## What the task asks
Please state how many lines in the records contain the string "person", with no words besides the number.

* Begin *

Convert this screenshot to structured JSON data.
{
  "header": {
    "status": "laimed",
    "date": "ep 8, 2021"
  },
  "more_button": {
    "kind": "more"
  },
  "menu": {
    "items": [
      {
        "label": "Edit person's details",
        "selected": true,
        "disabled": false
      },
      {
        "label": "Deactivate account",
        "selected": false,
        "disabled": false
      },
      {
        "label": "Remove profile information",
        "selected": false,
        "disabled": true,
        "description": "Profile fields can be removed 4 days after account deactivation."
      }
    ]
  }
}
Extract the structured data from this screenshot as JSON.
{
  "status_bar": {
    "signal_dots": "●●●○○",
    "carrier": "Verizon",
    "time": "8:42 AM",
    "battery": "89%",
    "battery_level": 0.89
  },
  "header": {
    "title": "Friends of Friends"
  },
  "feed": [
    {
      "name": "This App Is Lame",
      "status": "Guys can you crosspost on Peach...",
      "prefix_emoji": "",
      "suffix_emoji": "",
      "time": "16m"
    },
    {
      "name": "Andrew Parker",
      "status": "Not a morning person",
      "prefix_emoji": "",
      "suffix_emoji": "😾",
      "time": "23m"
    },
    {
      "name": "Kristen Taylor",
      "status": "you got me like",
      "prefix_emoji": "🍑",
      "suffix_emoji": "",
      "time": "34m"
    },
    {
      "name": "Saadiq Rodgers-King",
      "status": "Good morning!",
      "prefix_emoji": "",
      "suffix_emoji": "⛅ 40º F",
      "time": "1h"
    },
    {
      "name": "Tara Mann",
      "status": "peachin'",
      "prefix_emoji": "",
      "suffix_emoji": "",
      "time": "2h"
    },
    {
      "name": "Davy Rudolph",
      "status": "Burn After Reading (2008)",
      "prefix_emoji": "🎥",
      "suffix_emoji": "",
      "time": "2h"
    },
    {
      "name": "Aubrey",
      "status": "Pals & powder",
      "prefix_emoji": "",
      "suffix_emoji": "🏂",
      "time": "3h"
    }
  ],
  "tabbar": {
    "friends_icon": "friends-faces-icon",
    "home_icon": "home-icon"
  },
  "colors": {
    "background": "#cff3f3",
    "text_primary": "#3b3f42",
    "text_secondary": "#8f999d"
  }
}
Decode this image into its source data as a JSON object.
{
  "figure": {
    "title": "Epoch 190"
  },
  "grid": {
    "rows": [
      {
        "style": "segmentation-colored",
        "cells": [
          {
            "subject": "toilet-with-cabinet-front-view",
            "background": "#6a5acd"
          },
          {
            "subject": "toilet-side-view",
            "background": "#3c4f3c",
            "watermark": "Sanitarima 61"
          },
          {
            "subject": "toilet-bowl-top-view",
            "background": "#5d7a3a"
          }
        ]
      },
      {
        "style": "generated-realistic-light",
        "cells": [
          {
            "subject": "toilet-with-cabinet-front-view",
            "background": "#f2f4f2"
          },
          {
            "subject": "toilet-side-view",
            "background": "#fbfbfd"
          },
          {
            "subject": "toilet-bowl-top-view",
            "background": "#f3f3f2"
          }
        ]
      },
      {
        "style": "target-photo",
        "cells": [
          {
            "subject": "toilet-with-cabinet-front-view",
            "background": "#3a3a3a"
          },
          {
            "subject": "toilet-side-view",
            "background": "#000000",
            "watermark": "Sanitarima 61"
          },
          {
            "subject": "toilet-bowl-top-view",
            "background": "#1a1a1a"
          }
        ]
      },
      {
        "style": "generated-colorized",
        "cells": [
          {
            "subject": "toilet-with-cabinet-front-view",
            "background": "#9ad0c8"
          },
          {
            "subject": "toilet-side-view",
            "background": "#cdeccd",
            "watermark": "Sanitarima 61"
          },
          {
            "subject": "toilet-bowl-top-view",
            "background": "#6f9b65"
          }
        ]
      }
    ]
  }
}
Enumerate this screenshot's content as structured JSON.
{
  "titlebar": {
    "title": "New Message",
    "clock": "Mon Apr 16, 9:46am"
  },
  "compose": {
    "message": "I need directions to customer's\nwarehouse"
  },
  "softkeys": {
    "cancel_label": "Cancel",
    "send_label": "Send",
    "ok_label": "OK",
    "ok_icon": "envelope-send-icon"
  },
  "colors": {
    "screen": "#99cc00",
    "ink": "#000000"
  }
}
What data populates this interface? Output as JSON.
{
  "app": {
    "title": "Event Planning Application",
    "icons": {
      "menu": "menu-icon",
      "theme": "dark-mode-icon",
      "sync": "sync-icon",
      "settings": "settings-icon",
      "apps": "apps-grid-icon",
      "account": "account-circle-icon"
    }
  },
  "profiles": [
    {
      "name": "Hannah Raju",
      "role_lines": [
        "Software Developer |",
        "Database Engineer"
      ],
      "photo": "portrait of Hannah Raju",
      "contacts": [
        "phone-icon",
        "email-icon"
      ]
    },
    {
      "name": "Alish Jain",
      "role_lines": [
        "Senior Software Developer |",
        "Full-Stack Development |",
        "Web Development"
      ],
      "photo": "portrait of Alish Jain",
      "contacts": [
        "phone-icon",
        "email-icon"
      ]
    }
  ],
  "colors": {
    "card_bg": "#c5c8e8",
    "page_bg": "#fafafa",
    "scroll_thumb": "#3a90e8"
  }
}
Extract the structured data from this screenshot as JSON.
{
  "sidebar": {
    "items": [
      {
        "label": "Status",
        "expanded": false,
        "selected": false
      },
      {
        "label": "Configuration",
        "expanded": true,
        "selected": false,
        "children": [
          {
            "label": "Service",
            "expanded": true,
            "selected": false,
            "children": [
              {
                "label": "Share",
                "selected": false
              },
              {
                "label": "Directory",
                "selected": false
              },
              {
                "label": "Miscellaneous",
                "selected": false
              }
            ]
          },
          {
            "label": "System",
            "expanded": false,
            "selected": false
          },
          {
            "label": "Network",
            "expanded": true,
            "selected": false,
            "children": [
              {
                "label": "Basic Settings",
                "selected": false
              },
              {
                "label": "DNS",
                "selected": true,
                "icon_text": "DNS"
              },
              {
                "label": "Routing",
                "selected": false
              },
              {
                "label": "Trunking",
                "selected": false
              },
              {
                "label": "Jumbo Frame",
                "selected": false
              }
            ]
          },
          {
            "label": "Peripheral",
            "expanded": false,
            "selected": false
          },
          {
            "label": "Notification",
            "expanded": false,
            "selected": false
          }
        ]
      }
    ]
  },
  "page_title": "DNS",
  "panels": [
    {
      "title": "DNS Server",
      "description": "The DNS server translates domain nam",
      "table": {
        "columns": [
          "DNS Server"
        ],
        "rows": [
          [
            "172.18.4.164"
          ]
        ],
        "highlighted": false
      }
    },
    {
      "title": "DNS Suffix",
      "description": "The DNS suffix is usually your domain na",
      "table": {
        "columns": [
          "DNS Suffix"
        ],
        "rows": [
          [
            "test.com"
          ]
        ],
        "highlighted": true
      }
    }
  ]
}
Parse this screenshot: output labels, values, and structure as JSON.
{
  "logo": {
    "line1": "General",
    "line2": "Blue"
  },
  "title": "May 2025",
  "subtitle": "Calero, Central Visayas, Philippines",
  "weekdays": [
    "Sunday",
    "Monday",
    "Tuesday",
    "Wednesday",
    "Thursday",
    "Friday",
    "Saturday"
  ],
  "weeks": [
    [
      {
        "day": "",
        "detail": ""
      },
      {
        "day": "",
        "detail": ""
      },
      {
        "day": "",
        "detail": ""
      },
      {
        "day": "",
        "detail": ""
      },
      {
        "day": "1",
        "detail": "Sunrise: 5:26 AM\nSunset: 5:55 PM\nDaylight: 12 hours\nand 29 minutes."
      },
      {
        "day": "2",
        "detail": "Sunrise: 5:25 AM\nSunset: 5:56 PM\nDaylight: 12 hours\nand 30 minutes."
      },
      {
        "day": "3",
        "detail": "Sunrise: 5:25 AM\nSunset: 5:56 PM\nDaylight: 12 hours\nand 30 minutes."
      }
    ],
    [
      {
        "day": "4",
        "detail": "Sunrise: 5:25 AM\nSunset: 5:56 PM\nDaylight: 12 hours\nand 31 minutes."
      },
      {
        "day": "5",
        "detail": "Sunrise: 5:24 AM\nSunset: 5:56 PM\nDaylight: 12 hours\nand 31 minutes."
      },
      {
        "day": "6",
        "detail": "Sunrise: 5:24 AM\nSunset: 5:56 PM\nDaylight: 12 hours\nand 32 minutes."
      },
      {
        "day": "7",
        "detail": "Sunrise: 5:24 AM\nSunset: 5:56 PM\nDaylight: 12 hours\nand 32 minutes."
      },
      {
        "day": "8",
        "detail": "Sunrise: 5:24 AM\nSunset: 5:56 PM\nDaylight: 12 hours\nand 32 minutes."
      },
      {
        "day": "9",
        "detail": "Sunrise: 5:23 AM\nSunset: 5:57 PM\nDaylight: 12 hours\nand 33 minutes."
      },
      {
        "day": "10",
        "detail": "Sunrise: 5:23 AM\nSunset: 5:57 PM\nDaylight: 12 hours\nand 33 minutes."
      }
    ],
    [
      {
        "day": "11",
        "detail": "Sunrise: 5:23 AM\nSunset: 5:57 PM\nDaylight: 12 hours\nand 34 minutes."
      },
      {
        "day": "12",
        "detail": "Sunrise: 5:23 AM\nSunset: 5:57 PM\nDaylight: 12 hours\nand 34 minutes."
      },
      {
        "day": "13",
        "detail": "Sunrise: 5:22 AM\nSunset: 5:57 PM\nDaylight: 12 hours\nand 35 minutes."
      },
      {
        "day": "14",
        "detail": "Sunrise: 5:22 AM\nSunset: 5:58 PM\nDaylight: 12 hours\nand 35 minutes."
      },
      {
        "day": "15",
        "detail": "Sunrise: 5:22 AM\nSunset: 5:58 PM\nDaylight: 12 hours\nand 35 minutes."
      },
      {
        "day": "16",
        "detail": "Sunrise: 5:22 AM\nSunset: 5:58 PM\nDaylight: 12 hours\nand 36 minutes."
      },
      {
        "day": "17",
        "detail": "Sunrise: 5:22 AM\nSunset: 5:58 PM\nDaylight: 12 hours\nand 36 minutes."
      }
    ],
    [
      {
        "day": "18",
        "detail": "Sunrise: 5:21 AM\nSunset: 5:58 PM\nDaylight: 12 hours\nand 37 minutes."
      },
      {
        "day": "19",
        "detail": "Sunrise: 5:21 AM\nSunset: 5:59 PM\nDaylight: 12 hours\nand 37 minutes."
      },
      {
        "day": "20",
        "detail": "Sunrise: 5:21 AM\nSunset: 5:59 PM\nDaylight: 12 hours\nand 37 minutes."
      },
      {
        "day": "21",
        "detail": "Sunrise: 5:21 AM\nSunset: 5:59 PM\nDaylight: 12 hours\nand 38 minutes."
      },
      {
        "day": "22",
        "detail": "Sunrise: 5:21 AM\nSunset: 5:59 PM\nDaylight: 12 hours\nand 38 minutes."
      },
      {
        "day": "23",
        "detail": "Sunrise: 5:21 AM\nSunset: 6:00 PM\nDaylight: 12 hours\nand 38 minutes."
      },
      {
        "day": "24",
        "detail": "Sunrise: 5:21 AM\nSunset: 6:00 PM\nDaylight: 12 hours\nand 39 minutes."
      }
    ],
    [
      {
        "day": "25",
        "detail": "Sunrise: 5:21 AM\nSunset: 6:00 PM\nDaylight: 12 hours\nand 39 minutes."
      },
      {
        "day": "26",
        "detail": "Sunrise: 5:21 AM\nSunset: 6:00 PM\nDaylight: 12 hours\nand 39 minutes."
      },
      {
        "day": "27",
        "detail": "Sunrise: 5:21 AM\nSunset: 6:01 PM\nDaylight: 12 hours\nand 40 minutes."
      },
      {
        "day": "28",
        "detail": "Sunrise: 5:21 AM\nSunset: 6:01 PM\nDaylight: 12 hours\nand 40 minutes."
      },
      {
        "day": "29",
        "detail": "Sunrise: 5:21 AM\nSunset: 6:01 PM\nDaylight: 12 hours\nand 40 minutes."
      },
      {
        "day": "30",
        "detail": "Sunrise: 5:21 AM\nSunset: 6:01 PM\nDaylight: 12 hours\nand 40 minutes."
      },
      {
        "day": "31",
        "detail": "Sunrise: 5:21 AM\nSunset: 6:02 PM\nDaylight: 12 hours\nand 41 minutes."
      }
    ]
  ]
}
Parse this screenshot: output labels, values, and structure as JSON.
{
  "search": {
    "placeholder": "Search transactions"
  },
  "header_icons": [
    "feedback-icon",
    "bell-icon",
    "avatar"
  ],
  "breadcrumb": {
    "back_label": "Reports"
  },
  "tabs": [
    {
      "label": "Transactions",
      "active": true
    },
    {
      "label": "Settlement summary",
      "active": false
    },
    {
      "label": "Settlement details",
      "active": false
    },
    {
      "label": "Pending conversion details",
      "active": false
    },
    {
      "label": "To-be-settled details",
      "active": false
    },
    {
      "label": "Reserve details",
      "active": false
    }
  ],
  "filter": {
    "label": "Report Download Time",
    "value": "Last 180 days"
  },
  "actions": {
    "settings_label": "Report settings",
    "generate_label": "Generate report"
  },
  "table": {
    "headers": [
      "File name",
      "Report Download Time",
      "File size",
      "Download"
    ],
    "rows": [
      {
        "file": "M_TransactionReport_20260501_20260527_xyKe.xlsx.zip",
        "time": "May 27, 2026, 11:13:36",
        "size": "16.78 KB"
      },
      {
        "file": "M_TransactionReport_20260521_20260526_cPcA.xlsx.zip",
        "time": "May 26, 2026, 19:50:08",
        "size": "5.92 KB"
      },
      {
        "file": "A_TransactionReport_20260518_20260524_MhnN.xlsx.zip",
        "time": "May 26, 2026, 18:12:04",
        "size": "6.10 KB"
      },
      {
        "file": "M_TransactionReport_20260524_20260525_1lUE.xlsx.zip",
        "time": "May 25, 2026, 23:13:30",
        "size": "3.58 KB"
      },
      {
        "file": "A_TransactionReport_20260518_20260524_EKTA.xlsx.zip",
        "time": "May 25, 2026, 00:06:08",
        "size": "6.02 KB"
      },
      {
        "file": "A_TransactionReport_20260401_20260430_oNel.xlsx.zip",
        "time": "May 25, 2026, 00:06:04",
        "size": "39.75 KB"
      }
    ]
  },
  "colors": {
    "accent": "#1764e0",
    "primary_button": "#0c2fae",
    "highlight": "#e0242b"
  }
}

* End *

## Expected answer
2